WRITTEN REQUEST: Answer with one number only: the number of lines that contain "самостоятельно".

AVAILABLE RECORDS:
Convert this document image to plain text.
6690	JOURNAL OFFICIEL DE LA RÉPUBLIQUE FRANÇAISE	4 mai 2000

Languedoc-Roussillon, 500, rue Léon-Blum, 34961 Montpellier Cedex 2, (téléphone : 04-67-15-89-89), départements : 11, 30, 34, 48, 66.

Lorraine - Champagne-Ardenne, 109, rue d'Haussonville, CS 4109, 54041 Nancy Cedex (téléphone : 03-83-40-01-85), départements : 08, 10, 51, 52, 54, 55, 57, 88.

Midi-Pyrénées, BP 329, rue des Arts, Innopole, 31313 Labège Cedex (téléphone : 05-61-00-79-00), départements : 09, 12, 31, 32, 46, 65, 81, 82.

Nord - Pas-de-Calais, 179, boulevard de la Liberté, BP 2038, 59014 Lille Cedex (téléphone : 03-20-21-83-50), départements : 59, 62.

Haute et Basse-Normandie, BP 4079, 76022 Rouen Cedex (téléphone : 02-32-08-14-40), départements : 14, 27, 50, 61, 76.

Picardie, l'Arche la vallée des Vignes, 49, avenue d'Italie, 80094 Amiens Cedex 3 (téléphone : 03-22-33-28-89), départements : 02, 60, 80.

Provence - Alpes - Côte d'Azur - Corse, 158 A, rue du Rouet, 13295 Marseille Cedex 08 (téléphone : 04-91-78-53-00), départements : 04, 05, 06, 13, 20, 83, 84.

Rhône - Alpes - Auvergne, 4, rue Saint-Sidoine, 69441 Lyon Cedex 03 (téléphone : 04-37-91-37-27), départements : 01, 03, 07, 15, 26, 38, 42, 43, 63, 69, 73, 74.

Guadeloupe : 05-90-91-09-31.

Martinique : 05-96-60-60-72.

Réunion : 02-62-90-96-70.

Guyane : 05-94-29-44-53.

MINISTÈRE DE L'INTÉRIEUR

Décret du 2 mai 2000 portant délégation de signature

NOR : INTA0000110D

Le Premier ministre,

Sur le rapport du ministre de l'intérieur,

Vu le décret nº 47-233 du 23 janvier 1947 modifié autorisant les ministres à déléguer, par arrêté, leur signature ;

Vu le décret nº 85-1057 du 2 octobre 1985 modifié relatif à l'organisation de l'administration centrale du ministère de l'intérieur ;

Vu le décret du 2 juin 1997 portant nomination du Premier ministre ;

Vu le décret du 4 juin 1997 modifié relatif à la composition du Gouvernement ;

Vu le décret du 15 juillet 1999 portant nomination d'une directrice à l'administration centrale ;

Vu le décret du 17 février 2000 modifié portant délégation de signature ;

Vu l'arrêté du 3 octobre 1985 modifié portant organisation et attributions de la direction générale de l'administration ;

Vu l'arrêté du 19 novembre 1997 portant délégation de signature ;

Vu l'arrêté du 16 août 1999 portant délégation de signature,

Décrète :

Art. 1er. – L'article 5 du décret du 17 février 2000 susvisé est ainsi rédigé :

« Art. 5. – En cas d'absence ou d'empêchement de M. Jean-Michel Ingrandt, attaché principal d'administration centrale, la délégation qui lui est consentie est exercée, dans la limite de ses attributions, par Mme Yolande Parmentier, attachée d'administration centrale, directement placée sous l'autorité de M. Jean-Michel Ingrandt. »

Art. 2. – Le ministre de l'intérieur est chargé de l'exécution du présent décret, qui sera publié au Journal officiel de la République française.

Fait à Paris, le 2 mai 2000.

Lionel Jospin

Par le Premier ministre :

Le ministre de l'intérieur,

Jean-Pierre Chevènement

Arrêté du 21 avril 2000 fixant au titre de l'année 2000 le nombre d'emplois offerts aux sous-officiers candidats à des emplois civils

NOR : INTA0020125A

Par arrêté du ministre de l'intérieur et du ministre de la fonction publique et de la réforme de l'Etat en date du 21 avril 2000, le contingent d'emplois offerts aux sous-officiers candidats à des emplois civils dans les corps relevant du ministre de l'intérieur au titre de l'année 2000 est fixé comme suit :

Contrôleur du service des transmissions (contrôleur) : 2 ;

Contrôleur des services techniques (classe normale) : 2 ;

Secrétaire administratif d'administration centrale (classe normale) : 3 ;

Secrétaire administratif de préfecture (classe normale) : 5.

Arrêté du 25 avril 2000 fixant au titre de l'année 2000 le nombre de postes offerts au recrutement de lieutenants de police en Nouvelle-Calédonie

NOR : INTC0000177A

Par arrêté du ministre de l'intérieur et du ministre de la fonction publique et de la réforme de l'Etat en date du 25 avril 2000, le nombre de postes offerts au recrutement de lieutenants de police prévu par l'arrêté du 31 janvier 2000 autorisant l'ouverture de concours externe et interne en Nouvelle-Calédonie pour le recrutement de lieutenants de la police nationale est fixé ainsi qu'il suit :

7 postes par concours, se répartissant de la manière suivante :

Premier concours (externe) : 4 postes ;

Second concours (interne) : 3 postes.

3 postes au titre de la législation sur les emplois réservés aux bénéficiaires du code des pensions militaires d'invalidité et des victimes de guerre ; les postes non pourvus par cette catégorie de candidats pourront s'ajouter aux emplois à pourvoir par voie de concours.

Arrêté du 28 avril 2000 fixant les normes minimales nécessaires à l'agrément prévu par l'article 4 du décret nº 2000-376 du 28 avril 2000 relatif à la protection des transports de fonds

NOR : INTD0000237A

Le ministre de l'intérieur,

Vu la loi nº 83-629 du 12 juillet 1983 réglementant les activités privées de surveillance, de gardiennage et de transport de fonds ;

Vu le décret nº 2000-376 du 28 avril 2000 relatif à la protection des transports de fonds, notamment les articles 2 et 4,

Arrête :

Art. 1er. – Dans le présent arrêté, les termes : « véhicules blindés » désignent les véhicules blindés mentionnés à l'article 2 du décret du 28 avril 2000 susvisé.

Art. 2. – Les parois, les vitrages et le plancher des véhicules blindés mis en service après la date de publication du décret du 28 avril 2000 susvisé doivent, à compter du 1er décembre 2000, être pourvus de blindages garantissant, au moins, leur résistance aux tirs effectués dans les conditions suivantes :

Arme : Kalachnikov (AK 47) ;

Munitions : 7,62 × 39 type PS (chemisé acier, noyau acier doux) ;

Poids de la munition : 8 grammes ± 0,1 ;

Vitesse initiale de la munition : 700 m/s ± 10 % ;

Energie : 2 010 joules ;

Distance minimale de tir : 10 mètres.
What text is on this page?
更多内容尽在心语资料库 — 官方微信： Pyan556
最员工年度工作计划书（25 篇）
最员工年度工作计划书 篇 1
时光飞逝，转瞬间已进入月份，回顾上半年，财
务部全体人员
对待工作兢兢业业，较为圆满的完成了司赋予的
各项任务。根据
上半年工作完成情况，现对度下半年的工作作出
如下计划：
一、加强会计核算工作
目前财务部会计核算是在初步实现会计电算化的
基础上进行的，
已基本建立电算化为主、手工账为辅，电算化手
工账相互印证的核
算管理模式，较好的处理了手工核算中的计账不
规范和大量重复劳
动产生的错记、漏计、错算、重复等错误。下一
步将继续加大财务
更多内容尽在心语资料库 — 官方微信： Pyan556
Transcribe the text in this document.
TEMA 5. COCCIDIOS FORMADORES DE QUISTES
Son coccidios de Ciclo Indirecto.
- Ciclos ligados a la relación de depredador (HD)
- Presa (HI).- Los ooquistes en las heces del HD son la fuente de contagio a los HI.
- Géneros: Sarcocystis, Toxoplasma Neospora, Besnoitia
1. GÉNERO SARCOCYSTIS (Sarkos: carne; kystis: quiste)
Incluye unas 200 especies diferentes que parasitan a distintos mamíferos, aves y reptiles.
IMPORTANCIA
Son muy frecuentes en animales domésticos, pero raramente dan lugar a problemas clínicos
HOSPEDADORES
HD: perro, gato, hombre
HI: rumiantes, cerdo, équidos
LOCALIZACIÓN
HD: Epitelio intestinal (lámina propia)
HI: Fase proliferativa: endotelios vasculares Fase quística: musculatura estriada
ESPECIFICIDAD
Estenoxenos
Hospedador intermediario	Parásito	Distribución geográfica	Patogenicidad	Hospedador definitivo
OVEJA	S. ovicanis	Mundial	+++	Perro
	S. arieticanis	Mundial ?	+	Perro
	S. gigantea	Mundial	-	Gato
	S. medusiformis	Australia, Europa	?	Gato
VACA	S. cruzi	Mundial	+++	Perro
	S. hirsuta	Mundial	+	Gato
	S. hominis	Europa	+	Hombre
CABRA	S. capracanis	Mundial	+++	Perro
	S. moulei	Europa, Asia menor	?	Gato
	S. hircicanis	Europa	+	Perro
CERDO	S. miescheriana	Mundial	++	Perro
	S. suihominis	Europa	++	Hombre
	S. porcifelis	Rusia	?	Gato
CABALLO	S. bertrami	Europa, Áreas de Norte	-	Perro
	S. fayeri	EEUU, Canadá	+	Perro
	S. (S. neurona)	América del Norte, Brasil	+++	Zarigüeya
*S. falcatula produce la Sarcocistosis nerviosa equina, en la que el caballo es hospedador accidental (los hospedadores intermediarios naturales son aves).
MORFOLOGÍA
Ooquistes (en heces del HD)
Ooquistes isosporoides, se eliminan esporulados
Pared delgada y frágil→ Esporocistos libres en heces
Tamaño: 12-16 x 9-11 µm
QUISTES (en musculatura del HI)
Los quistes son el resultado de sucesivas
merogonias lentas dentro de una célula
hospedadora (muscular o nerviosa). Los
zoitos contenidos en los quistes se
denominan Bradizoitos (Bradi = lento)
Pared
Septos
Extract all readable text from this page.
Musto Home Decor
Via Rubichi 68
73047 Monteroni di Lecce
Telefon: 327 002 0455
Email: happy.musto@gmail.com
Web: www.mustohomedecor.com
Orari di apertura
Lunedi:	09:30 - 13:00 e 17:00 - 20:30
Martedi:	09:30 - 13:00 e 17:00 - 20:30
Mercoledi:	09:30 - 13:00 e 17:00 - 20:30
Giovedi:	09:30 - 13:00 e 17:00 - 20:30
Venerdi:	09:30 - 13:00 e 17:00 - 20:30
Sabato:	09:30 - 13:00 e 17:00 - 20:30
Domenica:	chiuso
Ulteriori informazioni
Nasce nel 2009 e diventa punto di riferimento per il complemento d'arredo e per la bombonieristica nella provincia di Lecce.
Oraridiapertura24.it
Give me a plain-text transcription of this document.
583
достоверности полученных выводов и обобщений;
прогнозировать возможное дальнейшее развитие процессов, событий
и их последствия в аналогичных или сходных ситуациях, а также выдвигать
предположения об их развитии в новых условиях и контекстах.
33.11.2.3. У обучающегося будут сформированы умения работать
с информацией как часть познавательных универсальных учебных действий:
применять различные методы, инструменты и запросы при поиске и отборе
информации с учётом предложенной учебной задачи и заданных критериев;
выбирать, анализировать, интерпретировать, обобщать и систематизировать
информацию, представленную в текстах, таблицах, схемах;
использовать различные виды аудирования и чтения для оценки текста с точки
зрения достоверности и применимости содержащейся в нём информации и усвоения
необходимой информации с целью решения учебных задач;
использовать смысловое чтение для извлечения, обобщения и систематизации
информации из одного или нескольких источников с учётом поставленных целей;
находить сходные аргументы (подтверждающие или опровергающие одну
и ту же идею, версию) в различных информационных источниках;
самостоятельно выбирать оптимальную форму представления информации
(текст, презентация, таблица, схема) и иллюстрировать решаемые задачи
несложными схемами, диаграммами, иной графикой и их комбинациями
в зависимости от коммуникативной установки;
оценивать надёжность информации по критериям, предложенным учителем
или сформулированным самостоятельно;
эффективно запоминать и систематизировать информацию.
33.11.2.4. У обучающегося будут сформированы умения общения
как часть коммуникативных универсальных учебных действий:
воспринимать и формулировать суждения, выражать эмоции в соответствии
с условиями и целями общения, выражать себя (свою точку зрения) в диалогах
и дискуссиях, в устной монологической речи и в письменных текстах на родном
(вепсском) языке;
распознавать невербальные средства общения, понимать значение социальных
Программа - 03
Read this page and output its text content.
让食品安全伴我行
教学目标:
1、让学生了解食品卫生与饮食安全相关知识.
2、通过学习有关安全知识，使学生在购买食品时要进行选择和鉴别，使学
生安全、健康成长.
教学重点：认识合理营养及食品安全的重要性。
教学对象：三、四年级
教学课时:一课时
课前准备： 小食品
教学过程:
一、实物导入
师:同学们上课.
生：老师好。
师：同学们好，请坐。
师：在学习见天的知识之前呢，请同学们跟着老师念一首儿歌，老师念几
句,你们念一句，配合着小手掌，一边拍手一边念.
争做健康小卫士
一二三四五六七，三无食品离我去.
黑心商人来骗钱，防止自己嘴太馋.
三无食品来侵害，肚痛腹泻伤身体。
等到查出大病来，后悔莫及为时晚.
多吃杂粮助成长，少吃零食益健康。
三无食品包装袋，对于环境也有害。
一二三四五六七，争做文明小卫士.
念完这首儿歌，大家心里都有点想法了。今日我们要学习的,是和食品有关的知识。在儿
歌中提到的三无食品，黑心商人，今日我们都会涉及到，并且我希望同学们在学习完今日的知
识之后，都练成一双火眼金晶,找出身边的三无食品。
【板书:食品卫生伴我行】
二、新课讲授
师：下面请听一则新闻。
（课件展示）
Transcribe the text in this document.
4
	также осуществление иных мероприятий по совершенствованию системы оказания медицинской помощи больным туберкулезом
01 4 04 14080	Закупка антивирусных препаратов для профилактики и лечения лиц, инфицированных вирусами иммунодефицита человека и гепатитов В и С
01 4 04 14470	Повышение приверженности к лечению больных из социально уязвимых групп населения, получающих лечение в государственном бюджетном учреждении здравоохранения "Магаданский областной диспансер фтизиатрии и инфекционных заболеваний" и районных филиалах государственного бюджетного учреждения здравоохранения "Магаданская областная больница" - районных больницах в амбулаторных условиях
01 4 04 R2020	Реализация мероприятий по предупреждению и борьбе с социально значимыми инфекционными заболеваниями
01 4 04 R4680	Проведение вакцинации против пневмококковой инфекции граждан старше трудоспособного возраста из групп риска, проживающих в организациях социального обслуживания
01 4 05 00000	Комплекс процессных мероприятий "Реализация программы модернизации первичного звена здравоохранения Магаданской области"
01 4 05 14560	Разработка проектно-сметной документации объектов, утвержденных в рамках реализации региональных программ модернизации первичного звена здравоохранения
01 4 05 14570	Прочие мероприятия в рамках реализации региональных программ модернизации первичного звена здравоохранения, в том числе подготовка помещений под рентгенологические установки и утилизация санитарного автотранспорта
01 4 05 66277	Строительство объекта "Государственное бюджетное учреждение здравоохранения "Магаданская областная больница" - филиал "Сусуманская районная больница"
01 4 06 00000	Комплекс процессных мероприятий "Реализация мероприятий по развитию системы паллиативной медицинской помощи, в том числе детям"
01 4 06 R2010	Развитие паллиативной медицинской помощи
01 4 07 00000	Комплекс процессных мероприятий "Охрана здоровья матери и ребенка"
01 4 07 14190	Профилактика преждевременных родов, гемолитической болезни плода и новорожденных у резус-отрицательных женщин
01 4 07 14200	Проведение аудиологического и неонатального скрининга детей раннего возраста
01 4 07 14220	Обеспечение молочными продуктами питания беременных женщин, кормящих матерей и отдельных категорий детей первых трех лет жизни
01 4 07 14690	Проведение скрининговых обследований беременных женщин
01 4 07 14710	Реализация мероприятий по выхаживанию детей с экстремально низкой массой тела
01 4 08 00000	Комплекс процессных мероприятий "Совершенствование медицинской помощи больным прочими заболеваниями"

SOLUTION TO THE EXERCISE: 2